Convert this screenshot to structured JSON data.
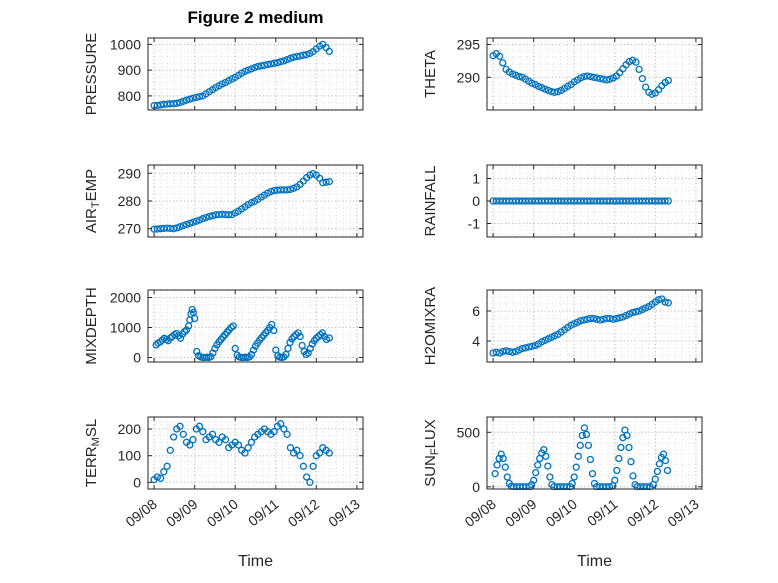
{
  "figure": {
    "title": "Figure 2 medium",
    "xlabel": "Time",
    "marker_color": "#0072BD",
    "axis_color": "#262626",
    "grid_major_color": "#b5b5b5",
    "grid_minor_color": "#dedede",
    "xlim": [
      -0.15,
      5.15
    ],
    "x_ticks": [
      0,
      1,
      2,
      3,
      4,
      5
    ],
    "x_tick_labels": [
      "09/08",
      "09/09",
      "09/10",
      "09/11",
      "09/12",
      "09/13"
    ],
    "x_minor_step": 0.1667
  },
  "chart_data": [
    {
      "type": "scatter",
      "ylabel": "PRESSURE",
      "row": 0,
      "col": 0,
      "ylim": [
        745,
        1025
      ],
      "yticks": [
        800,
        900,
        1000
      ],
      "y_minor_step": 25,
      "x": [
        0,
        0.08,
        0.16,
        0.24,
        0.32,
        0.4,
        0.48,
        0.56,
        0.64,
        0.72,
        0.8,
        0.88,
        0.96,
        1.04,
        1.12,
        1.2,
        1.28,
        1.36,
        1.44,
        1.52,
        1.6,
        1.68,
        1.76,
        1.84,
        1.92,
        2,
        2.08,
        2.16,
        2.24,
        2.32,
        2.4,
        2.48,
        2.56,
        2.64,
        2.72,
        2.8,
        2.88,
        2.96,
        3.04,
        3.12,
        3.2,
        3.28,
        3.36,
        3.44,
        3.52,
        3.6,
        3.68,
        3.76,
        3.84,
        3.92,
        4,
        4.08,
        4.16,
        4.24,
        4.32
      ],
      "y": [
        762,
        763,
        765,
        767,
        768,
        769,
        770,
        771,
        774,
        779,
        783,
        787,
        791,
        794,
        797,
        800,
        808,
        816,
        824,
        832,
        839,
        846,
        852,
        859,
        866,
        872,
        880,
        888,
        895,
        900,
        905,
        910,
        914,
        917,
        919,
        922,
        924,
        927,
        929,
        933,
        936,
        941,
        946,
        950,
        953,
        955,
        958,
        960,
        965,
        972,
        983,
        993,
        1000,
        988,
        973
      ]
    },
    {
      "type": "scatter",
      "ylabel": "THETA",
      "row": 0,
      "col": 1,
      "ylim": [
        285,
        296
      ],
      "yticks": [
        290,
        295
      ],
      "y_minor_step": 1,
      "x": [
        0,
        0.08,
        0.16,
        0.24,
        0.32,
        0.4,
        0.48,
        0.56,
        0.64,
        0.72,
        0.8,
        0.88,
        0.96,
        1.04,
        1.12,
        1.2,
        1.28,
        1.36,
        1.44,
        1.52,
        1.6,
        1.68,
        1.76,
        1.84,
        1.92,
        2,
        2.08,
        2.16,
        2.24,
        2.32,
        2.4,
        2.48,
        2.56,
        2.64,
        2.72,
        2.8,
        2.88,
        2.96,
        3.04,
        3.12,
        3.2,
        3.28,
        3.36,
        3.44,
        3.52,
        3.6,
        3.68,
        3.76,
        3.84,
        3.92,
        4,
        4.08,
        4.16,
        4.24,
        4.32
      ],
      "y": [
        293.3,
        293.6,
        293.2,
        292.2,
        291.2,
        290.8,
        290.5,
        290.3,
        290.1,
        290,
        289.7,
        289.4,
        289.1,
        288.9,
        288.6,
        288.4,
        288.2,
        288,
        287.8,
        287.7,
        287.8,
        288,
        288.3,
        288.6,
        288.9,
        289.3,
        289.6,
        289.9,
        290.1,
        290.2,
        290.1,
        290,
        289.9,
        289.8,
        289.7,
        289.6,
        289.7,
        289.9,
        290.2,
        290.7,
        291.3,
        291.9,
        292.4,
        292.6,
        292.3,
        291.2,
        289.8,
        288.5,
        287.7,
        287.4,
        287.6,
        288.1,
        288.7,
        289.2,
        289.5
      ]
    },
    {
      "type": "scatter",
      "ylabel": "AIR_TEMP",
      "row": 1,
      "col": 0,
      "ylim": [
        267,
        293
      ],
      "yticks": [
        270,
        280,
        290
      ],
      "y_minor_step": 2.5,
      "x": [
        0,
        0.08,
        0.16,
        0.24,
        0.32,
        0.4,
        0.48,
        0.56,
        0.64,
        0.72,
        0.8,
        0.88,
        0.96,
        1.04,
        1.12,
        1.2,
        1.28,
        1.36,
        1.44,
        1.52,
        1.6,
        1.68,
        1.76,
        1.84,
        1.92,
        2,
        2.08,
        2.16,
        2.24,
        2.32,
        2.4,
        2.48,
        2.56,
        2.64,
        2.72,
        2.8,
        2.88,
        2.96,
        3.04,
        3.12,
        3.2,
        3.28,
        3.36,
        3.44,
        3.52,
        3.6,
        3.68,
        3.76,
        3.84,
        3.92,
        4,
        4.08,
        4.16,
        4.24,
        4.32
      ],
      "y": [
        269.8,
        269.9,
        270,
        270.1,
        270.2,
        270.1,
        270,
        270.3,
        270.7,
        271.1,
        271.5,
        271.9,
        272.3,
        272.7,
        273.1,
        273.6,
        274,
        274.4,
        274.7,
        275,
        275.1,
        275.2,
        275.1,
        275,
        275.1,
        275.7,
        276.3,
        277.1,
        277.9,
        278.7,
        279.4,
        279.9,
        280.6,
        281.4,
        282.1,
        282.8,
        283.4,
        283.8,
        283.9,
        284,
        284,
        284,
        284.2,
        284.6,
        285.1,
        286,
        287.2,
        288.4,
        289.4,
        289.9,
        289.3,
        288.2,
        286.6,
        286.8,
        287
      ]
    },
    {
      "type": "scatter",
      "ylabel": "RAINFALL",
      "row": 1,
      "col": 1,
      "ylim": [
        -1.6,
        1.6
      ],
      "yticks": [
        -1,
        0,
        1
      ],
      "y_minor_step": 0.5,
      "x": [
        0,
        0.08,
        0.16,
        0.24,
        0.32,
        0.4,
        0.48,
        0.56,
        0.64,
        0.72,
        0.8,
        0.88,
        0.96,
        1.04,
        1.12,
        1.2,
        1.28,
        1.36,
        1.44,
        1.52,
        1.6,
        1.68,
        1.76,
        1.84,
        1.92,
        2,
        2.08,
        2.16,
        2.24,
        2.32,
        2.4,
        2.48,
        2.56,
        2.64,
        2.72,
        2.8,
        2.88,
        2.96,
        3.04,
        3.12,
        3.2,
        3.28,
        3.36,
        3.44,
        3.52,
        3.6,
        3.68,
        3.76,
        3.84,
        3.92,
        4,
        4.08,
        4.16,
        4.24,
        4.32
      ],
      "y": [
        0,
        0,
        0,
        0,
        0,
        0,
        0,
        0,
        0,
        0,
        0,
        0,
        0,
        0,
        0,
        0,
        0,
        0,
        0,
        0,
        0,
        0,
        0,
        0,
        0,
        0,
        0,
        0,
        0,
        0,
        0,
        0,
        0,
        0,
        0,
        0,
        0,
        0,
        0,
        0,
        0,
        0,
        0,
        0,
        0,
        0,
        0,
        0,
        0,
        0,
        0,
        0,
        0,
        0,
        0
      ]
    },
    {
      "type": "scatter",
      "ylabel": "MIXDEPTH",
      "row": 2,
      "col": 0,
      "ylim": [
        -150,
        2250
      ],
      "yticks": [
        0,
        1000,
        2000
      ],
      "y_minor_step": 250,
      "x": [
        0.05,
        0.1,
        0.15,
        0.2,
        0.25,
        0.3,
        0.35,
        0.4,
        0.45,
        0.5,
        0.55,
        0.6,
        0.65,
        0.7,
        0.75,
        0.8,
        0.85,
        0.88,
        0.91,
        0.94,
        0.97,
        1,
        1.05,
        1.1,
        1.15,
        1.2,
        1.25,
        1.3,
        1.35,
        1.4,
        1.45,
        1.5,
        1.55,
        1.6,
        1.65,
        1.7,
        1.75,
        1.8,
        1.85,
        1.9,
        1.95,
        2,
        2.05,
        2.1,
        2.15,
        2.2,
        2.25,
        2.3,
        2.35,
        2.4,
        2.45,
        2.5,
        2.55,
        2.6,
        2.65,
        2.7,
        2.75,
        2.8,
        2.85,
        2.9,
        2.95,
        3,
        3.05,
        3.1,
        3.15,
        3.2,
        3.25,
        3.3,
        3.35,
        3.4,
        3.45,
        3.5,
        3.55,
        3.6,
        3.65,
        3.7,
        3.75,
        3.8,
        3.85,
        3.9,
        3.95,
        4,
        4.05,
        4.1,
        4.15,
        4.2,
        4.25,
        4.32
      ],
      "y": [
        420,
        480,
        520,
        580,
        640,
        600,
        560,
        650,
        700,
        760,
        800,
        720,
        640,
        780,
        860,
        920,
        1050,
        1250,
        1450,
        1600,
        1500,
        1300,
        200,
        60,
        20,
        0,
        0,
        10,
        0,
        30,
        150,
        300,
        420,
        520,
        600,
        680,
        760,
        840,
        920,
        1000,
        1050,
        300,
        80,
        20,
        0,
        0,
        10,
        0,
        20,
        100,
        250,
        380,
        480,
        580,
        660,
        740,
        820,
        900,
        1000,
        1100,
        900,
        250,
        60,
        10,
        0,
        20,
        100,
        300,
        500,
        620,
        700,
        760,
        820,
        700,
        400,
        200,
        100,
        150,
        300,
        450,
        560,
        640,
        700,
        760,
        820,
        700,
        600,
        650
      ]
    },
    {
      "type": "scatter",
      "ylabel": "H2OMIXRA",
      "row": 2,
      "col": 1,
      "ylim": [
        2.6,
        7.4
      ],
      "yticks": [
        4,
        6
      ],
      "y_minor_step": 0.5,
      "x": [
        0,
        0.08,
        0.16,
        0.24,
        0.32,
        0.4,
        0.48,
        0.56,
        0.64,
        0.72,
        0.8,
        0.88,
        0.96,
        1.04,
        1.12,
        1.2,
        1.28,
        1.36,
        1.44,
        1.52,
        1.6,
        1.68,
        1.76,
        1.84,
        1.92,
        2,
        2.08,
        2.16,
        2.24,
        2.32,
        2.4,
        2.48,
        2.56,
        2.64,
        2.72,
        2.8,
        2.88,
        2.96,
        3.04,
        3.12,
        3.2,
        3.28,
        3.36,
        3.44,
        3.52,
        3.6,
        3.68,
        3.76,
        3.84,
        3.92,
        4,
        4.08,
        4.16,
        4.24,
        4.32
      ],
      "y": [
        3.2,
        3.25,
        3.2,
        3.3,
        3.35,
        3.3,
        3.25,
        3.3,
        3.4,
        3.5,
        3.55,
        3.6,
        3.65,
        3.7,
        3.8,
        3.95,
        4.05,
        4.15,
        4.25,
        4.35,
        4.45,
        4.6,
        4.75,
        4.9,
        5.05,
        5.15,
        5.25,
        5.35,
        5.4,
        5.45,
        5.5,
        5.5,
        5.45,
        5.4,
        5.45,
        5.5,
        5.5,
        5.45,
        5.5,
        5.55,
        5.6,
        5.7,
        5.8,
        5.9,
        5.95,
        6,
        6.1,
        6.2,
        6.3,
        6.45,
        6.6,
        6.75,
        6.8,
        6.6,
        6.55
      ]
    },
    {
      "type": "scatter",
      "ylabel": "TERR_MSL",
      "row": 3,
      "col": 0,
      "ylim": [
        -25,
        245
      ],
      "yticks": [
        0,
        100,
        200
      ],
      "y_minor_step": 25,
      "x": [
        0,
        0.08,
        0.16,
        0.24,
        0.32,
        0.4,
        0.48,
        0.56,
        0.64,
        0.72,
        0.8,
        0.88,
        0.96,
        1.04,
        1.12,
        1.2,
        1.28,
        1.36,
        1.44,
        1.52,
        1.6,
        1.68,
        1.76,
        1.84,
        1.92,
        2,
        2.08,
        2.16,
        2.24,
        2.32,
        2.4,
        2.48,
        2.56,
        2.64,
        2.72,
        2.8,
        2.88,
        2.96,
        3.04,
        3.12,
        3.2,
        3.28,
        3.36,
        3.44,
        3.52,
        3.6,
        3.68,
        3.76,
        3.84,
        3.92,
        4,
        4.08,
        4.16,
        4.24,
        4.32
      ],
      "y": [
        10,
        20,
        15,
        40,
        60,
        120,
        170,
        200,
        210,
        180,
        150,
        140,
        160,
        200,
        210,
        190,
        160,
        170,
        180,
        160,
        150,
        170,
        160,
        130,
        140,
        150,
        140,
        120,
        110,
        130,
        150,
        170,
        180,
        190,
        200,
        190,
        180,
        190,
        210,
        220,
        200,
        180,
        130,
        110,
        120,
        100,
        60,
        20,
        0,
        60,
        100,
        110,
        130,
        120,
        110
      ]
    },
    {
      "type": "scatter",
      "ylabel": "SUN_FLUX",
      "row": 3,
      "col": 1,
      "ylim": [
        -20,
        640
      ],
      "yticks": [
        0,
        500
      ],
      "y_minor_step": 100,
      "x": [
        0.05,
        0.1,
        0.15,
        0.2,
        0.25,
        0.3,
        0.35,
        0.4,
        0.45,
        0.5,
        0.58,
        0.66,
        0.74,
        0.82,
        0.9,
        0.95,
        1,
        1.05,
        1.1,
        1.15,
        1.2,
        1.25,
        1.3,
        1.35,
        1.4,
        1.45,
        1.5,
        1.58,
        1.66,
        1.74,
        1.82,
        1.9,
        1.95,
        2,
        2.05,
        2.1,
        2.15,
        2.2,
        2.25,
        2.3,
        2.35,
        2.4,
        2.45,
        2.5,
        2.55,
        2.63,
        2.71,
        2.79,
        2.87,
        2.95,
        3,
        3.05,
        3.1,
        3.15,
        3.2,
        3.25,
        3.3,
        3.35,
        3.4,
        3.45,
        3.5,
        3.55,
        3.63,
        3.71,
        3.79,
        3.87,
        3.95,
        4,
        4.05,
        4.1,
        4.15,
        4.2,
        4.25,
        4.3
      ],
      "y": [
        120,
        200,
        260,
        300,
        260,
        180,
        90,
        30,
        5,
        0,
        0,
        0,
        0,
        0,
        0,
        20,
        60,
        130,
        200,
        260,
        310,
        340,
        280,
        190,
        90,
        20,
        0,
        0,
        0,
        0,
        0,
        0,
        30,
        90,
        180,
        280,
        380,
        470,
        540,
        480,
        380,
        250,
        120,
        30,
        0,
        0,
        0,
        0,
        0,
        10,
        60,
        150,
        260,
        360,
        450,
        520,
        470,
        360,
        230,
        100,
        20,
        0,
        0,
        0,
        0,
        0,
        20,
        70,
        140,
        210,
        270,
        300,
        240,
        150
      ]
    }
  ]
}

------------------------------------------------------------

EXERCISE BRIEF:
Copy all lines above containing the string "ylabel".

EXPECTED OUTPUT:
      "ylabel": "PRESSURE",
      "ylabel": "THETA",
      "ylabel": "AIR_TEMP",
      "ylabel": "RAINFALL",
      "ylabel": "MIXDEPTH",
      "ylabel": "H2OMIXRA",
      "ylabel": "TERR_MSL",
      "ylabel": "SUN_FLUX",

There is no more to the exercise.